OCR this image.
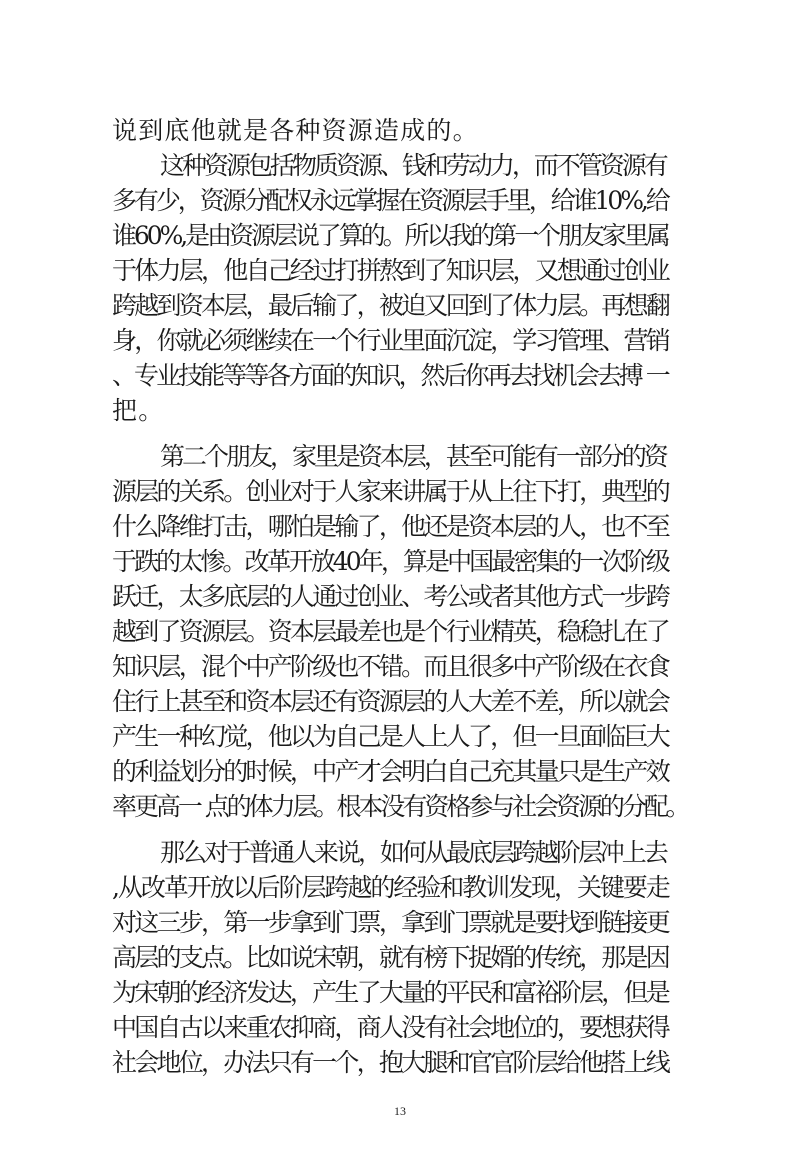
说到底他就是各种资源造成的。
这种资源包括物质资源、钱和劳动力，而不管资源有
多有少，资源分配权永远掌握在资源层手里，给谁10%,给
谁60%,是由资源层说了算的。所以我的第一个朋友家里属
于体力层，他自己经过打拼熬到了知识层，又想通过创业
跨越到资本层，最后输了，被迫又回到了体力层。再想翻
身，你就必须继续在一个行业里面沉淀，学习管理、营销
、专业技能等等各方面的知识，然后你再去找机会去搏 一
把。
第二个朋友，家里是资本层，甚至可能有一部分的资
源层的关系。创业对于人家来讲属于从上往下打，典型的
什么降维打击，哪怕是输了，他还是资本层的人，也不至
于跌的太惨。改革开放40年，算是中国最密集的一次阶级
跃迁，太多底层的人通过创业、考公或者其他方式一步跨
越到了资源层。资本层最差也是个行业精英，稳稳扎在了
知识层，混个中产阶级也不错。而且很多中产阶级在衣食
住行上甚至和资本层还有资源层的人大差不差，所以就会
产生一种幻觉，他以为自己是人上人了，但一旦面临巨大
的利益划分的时候，中产才会明白自己充其量只是生产效
率更高一 点的体力层。根本没有资格参与社会资源的分配。
那么对于普通人来说，如何从最底层跨越阶层冲上去
,从改革开放以后阶层跨越的经验和教训发现，关键要走
对这三步，第一步拿到门票，拿到门票就是要找到链接更
高层的支点。比如说宋朝，就有榜下捉婿的传统，那是因
为宋朝的经济发达，产生了大量的平民和富裕阶层，但是
中国自古以来重农抑商，商人没有社会地位的，要想获得
社会地位，办法只有一个，抱大腿和官官阶层给他搭上线
13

────────────────────

Above are records to transcribe exactly; leave their pictures out.

OCR this image.
说到底他就是各种资源造成的。
这种资源包括物质资源、钱和劳动力，而不管资源有
多有少，资源分配权永远掌握在资源层手里，给谁10%,给
谁60%,是由资源层说了算的。所以我的第一个朋友家里属
于体力层，他自己经过打拼熬到了知识层，又想通过创业
跨越到资本层，最后输了，被迫又回到了体力层。再想翻
身，你就必须继续在一个行业里面沉淀，学习管理、营销
、专业技能等等各方面的知识，然后你再去找机会去搏 一
把。
第二个朋友，家里是资本层，甚至可能有一部分的资
源层的关系。创业对于人家来讲属于从上往下打，典型的
什么降维打击，哪怕是输了，他还是资本层的人，也不至
于跌的太惨。改革开放40年，算是中国最密集的一次阶级
跃迁，太多底层的人通过创业、考公或者其他方式一步跨
越到了资源层。资本层最差也是个行业精英，稳稳扎在了
知识层，混个中产阶级也不错。而且很多中产阶级在衣食
住行上甚至和资本层还有资源层的人大差不差，所以就会
产生一种幻觉，他以为自己是人上人了，但一旦面临巨大
的利益划分的时候，中产才会明白自己充其量只是生产效
率更高一 点的体力层。根本没有资格参与社会资源的分配。
那么对于普通人来说，如何从最底层跨越阶层冲上去
,从改革开放以后阶层跨越的经验和教训发现，关键要走
对这三步，第一步拿到门票，拿到门票就是要找到链接更
高层的支点。比如说宋朝，就有榜下捉婿的传统，那是因
为宋朝的经济发达，产生了大量的平民和富裕阶层，但是
中国自古以来重农抑商，商人没有社会地位的，要想获得
社会地位，办法只有一个，抱大腿和官官阶层给他搭上线
13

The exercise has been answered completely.